- _Prompt_:
What number of lines in the material contain the word "senza"? Give that number alone.
-- Begin Provided data --
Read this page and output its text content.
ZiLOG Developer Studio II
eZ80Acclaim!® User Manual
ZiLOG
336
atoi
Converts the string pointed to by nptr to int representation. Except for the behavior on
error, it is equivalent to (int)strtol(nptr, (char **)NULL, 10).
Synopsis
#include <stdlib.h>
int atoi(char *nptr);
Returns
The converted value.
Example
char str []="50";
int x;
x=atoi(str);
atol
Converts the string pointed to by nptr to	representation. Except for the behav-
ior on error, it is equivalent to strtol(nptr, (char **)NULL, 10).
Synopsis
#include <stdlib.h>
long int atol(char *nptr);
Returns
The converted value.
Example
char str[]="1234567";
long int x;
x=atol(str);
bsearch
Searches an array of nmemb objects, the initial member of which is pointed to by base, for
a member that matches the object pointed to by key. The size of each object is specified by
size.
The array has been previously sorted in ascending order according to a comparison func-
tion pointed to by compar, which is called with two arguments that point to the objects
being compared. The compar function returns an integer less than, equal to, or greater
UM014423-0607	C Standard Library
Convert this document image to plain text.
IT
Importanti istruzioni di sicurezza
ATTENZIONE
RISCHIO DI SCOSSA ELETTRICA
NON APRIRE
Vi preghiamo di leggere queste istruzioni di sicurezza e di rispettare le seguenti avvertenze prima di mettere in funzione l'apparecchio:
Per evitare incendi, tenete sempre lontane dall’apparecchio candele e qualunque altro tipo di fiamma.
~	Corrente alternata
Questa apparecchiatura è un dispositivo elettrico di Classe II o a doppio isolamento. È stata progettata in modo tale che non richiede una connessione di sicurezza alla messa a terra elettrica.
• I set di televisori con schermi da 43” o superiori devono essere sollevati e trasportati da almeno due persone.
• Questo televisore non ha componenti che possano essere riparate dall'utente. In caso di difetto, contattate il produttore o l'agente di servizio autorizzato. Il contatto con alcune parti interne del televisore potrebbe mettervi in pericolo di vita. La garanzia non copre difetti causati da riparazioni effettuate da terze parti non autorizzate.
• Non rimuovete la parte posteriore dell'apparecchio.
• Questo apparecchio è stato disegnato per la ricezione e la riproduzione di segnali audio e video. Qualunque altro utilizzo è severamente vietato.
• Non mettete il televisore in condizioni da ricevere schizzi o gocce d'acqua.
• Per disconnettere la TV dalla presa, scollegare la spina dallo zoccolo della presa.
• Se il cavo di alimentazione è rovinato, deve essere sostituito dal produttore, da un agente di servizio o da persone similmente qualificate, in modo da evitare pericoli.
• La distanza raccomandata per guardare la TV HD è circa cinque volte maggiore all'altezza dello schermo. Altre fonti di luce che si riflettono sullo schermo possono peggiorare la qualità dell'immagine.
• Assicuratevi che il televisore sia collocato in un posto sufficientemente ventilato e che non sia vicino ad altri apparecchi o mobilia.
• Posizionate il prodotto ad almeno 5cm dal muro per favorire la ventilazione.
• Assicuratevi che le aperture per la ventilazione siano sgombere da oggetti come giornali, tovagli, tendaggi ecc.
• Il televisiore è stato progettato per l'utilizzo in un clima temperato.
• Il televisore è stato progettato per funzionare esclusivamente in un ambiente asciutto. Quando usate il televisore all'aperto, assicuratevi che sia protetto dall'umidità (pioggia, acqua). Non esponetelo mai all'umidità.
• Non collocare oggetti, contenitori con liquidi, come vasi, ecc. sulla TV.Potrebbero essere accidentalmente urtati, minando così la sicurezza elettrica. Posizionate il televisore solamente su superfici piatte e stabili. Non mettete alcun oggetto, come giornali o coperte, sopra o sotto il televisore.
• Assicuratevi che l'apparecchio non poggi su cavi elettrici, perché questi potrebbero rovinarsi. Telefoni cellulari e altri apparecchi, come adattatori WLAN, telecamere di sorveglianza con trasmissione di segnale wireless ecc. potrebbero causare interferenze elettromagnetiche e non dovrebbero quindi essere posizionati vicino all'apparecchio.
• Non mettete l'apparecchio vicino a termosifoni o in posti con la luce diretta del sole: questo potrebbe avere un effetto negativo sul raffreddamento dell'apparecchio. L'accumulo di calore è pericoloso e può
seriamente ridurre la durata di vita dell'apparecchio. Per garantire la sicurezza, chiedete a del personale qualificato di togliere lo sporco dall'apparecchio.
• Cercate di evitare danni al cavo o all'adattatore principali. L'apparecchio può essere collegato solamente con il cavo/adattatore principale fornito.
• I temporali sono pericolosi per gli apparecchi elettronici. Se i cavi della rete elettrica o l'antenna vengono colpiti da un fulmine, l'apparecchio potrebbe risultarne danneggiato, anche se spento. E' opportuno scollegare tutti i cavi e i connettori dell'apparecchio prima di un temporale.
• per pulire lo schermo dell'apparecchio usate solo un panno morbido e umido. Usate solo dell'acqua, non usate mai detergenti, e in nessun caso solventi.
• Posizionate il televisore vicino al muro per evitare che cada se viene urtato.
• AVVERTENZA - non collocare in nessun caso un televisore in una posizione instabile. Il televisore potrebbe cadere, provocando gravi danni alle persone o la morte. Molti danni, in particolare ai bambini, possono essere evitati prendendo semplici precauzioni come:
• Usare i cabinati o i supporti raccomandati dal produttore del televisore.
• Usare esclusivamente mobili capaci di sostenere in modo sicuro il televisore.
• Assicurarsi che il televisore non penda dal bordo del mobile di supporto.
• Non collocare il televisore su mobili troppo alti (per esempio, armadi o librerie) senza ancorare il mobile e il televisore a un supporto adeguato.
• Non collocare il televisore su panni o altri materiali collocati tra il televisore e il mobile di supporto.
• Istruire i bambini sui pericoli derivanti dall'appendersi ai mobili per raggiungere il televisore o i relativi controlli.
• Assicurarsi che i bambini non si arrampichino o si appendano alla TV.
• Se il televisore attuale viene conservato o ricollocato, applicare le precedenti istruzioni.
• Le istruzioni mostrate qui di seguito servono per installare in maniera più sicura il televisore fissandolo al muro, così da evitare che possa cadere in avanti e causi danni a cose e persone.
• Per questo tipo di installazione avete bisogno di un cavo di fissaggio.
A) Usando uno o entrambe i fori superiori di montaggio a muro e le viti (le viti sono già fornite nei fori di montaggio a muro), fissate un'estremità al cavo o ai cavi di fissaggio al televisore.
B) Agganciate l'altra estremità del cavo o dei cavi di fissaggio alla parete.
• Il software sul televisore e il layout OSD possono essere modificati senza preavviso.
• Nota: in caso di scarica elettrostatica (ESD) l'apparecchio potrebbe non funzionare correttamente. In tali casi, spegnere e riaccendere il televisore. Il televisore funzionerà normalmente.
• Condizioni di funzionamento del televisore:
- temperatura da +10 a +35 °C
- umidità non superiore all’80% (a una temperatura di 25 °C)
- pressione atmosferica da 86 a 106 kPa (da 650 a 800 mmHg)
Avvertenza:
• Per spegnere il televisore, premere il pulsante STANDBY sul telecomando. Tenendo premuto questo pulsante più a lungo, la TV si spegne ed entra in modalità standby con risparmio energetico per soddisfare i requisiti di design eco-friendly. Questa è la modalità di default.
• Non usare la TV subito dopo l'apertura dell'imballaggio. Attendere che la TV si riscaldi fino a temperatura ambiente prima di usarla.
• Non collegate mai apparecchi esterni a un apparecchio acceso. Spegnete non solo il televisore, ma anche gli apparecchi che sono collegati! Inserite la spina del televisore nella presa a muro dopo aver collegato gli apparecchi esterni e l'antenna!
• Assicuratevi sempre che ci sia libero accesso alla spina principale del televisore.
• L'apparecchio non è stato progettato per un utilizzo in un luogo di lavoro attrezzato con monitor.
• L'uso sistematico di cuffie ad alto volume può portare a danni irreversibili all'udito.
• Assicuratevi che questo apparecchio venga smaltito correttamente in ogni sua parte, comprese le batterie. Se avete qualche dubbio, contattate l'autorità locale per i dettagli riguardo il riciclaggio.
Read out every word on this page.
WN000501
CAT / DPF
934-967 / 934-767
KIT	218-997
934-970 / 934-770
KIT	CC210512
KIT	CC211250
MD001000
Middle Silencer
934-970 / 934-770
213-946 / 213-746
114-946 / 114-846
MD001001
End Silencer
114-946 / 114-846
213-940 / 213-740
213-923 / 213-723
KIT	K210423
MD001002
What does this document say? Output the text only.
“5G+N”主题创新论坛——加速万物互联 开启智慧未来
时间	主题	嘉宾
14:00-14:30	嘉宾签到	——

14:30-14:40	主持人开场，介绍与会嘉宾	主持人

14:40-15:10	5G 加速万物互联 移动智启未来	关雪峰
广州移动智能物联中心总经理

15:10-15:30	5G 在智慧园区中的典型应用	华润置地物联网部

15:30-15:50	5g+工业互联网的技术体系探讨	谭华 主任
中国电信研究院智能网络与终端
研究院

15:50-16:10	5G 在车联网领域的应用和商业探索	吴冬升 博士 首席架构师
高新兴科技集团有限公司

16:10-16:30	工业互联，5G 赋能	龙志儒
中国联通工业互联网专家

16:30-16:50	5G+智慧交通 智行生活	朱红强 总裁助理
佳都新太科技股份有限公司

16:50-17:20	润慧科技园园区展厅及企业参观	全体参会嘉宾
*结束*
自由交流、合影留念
-- End Provided data --
- _Reply to the task_:
2